Records from a data collection
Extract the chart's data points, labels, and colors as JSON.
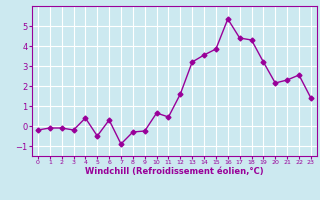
{
  "x": [
    0,
    1,
    2,
    3,
    4,
    5,
    6,
    7,
    8,
    9,
    10,
    11,
    12,
    13,
    14,
    15,
    16,
    17,
    18,
    19,
    20,
    21,
    22,
    23
  ],
  "y": [
    -0.2,
    -0.1,
    -0.1,
    -0.2,
    0.4,
    -0.5,
    0.3,
    -0.9,
    -0.3,
    -0.25,
    0.65,
    0.45,
    1.6,
    3.2,
    3.55,
    3.85,
    5.35,
    4.4,
    4.3,
    3.2,
    2.15,
    2.3,
    2.55,
    1.4
  ],
  "line_color": "#990099",
  "marker": "D",
  "marker_size": 2.5,
  "line_width": 1.0,
  "bg_color": "#cce9f0",
  "grid_color": "#ffffff",
  "xlabel": "Windchill (Refroidissement éolien,°C)",
  "xlabel_color": "#990099",
  "tick_color": "#990099",
  "axis_color": "#990099",
  "ylim": [
    -1.5,
    6.0
  ],
  "xlim": [
    -0.5,
    23.5
  ],
  "yticks": [
    -1,
    0,
    1,
    2,
    3,
    4,
    5
  ],
  "xticks": [
    0,
    1,
    2,
    3,
    4,
    5,
    6,
    7,
    8,
    9,
    10,
    11,
    12,
    13,
    14,
    15,
    16,
    17,
    18,
    19,
    20,
    21,
    22,
    23
  ],
  "xtick_labels": [
    "0",
    "1",
    "2",
    "3",
    "4",
    "5",
    "6",
    "7",
    "8",
    "9",
    "10",
    "11",
    "12",
    "13",
    "14",
    "15",
    "16",
    "17",
    "18",
    "19",
    "20",
    "21",
    "22",
    "23"
  ]
}
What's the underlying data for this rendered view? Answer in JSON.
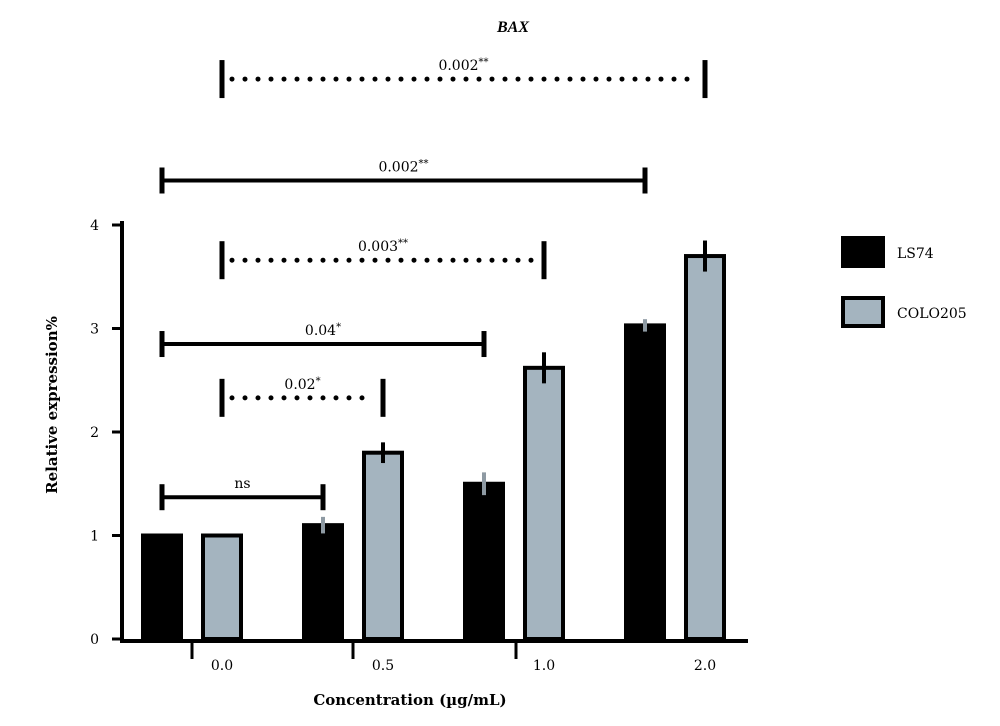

EXERCISE BRIEF: Copy each line of the records precisely and drop any images they hold.

RESULT:
Extract the chart's data points, labels, and colors as JSON.
{
  "x": [
    0,
    1,
    2,
    3,
    4,
    5,
    6,
    7,
    8,
    9,
    10,
    11,
    12,
    13,
    14,
    15,
    16,
    17,
    18,
    19,
    20,
    21,
    22,
    23
  ],
  "y": [
    -0.2,
    -0.1,
    -0.1,
    -0.2,
    0.4,
    -0.5,
    0.3,
    -0.9,
    -0.3,
    -0.25,
    0.65,
    0.45,
    1.6,
    3.2,
    3.55,
    3.85,
    5.35,
    4.4,
    4.3,
    3.2,
    2.15,
    2.3,
    2.55,
    1.4
  ],
  "line_color": "#990099",
  "marker": "D",
  "marker_size": 2.5,
  "line_width": 1.0,
  "bg_color": "#cce9f0",
  "grid_color": "#ffffff",
  "xlabel": "Windchill (Refroidissement éolien,°C)",
  "xlabel_color": "#990099",
  "tick_color": "#990099",
  "axis_color": "#990099",
  "ylim": [
    -1.5,
    6.0
  ],
  "xlim": [
    -0.5,
    23.5
  ],
  "yticks": [
    -1,
    0,
    1,
    2,
    3,
    4,
    5
  ],
  "xticks": [
    0,
    1,
    2,
    3,
    4,
    5,
    6,
    7,
    8,
    9,
    10,
    11,
    12,
    13,
    14,
    15,
    16,
    17,
    18,
    19,
    20,
    21,
    22,
    23
  ],
  "xtick_labels": [
    "0",
    "1",
    "2",
    "3",
    "4",
    "5",
    "6",
    "7",
    "8",
    "9",
    "10",
    "11",
    "12",
    "13",
    "14",
    "15",
    "16",
    "17",
    "18",
    "19",
    "20",
    "21",
    "22",
    "23"
  ]
}
What's the underlying data for this rendered view? Answer in JSON.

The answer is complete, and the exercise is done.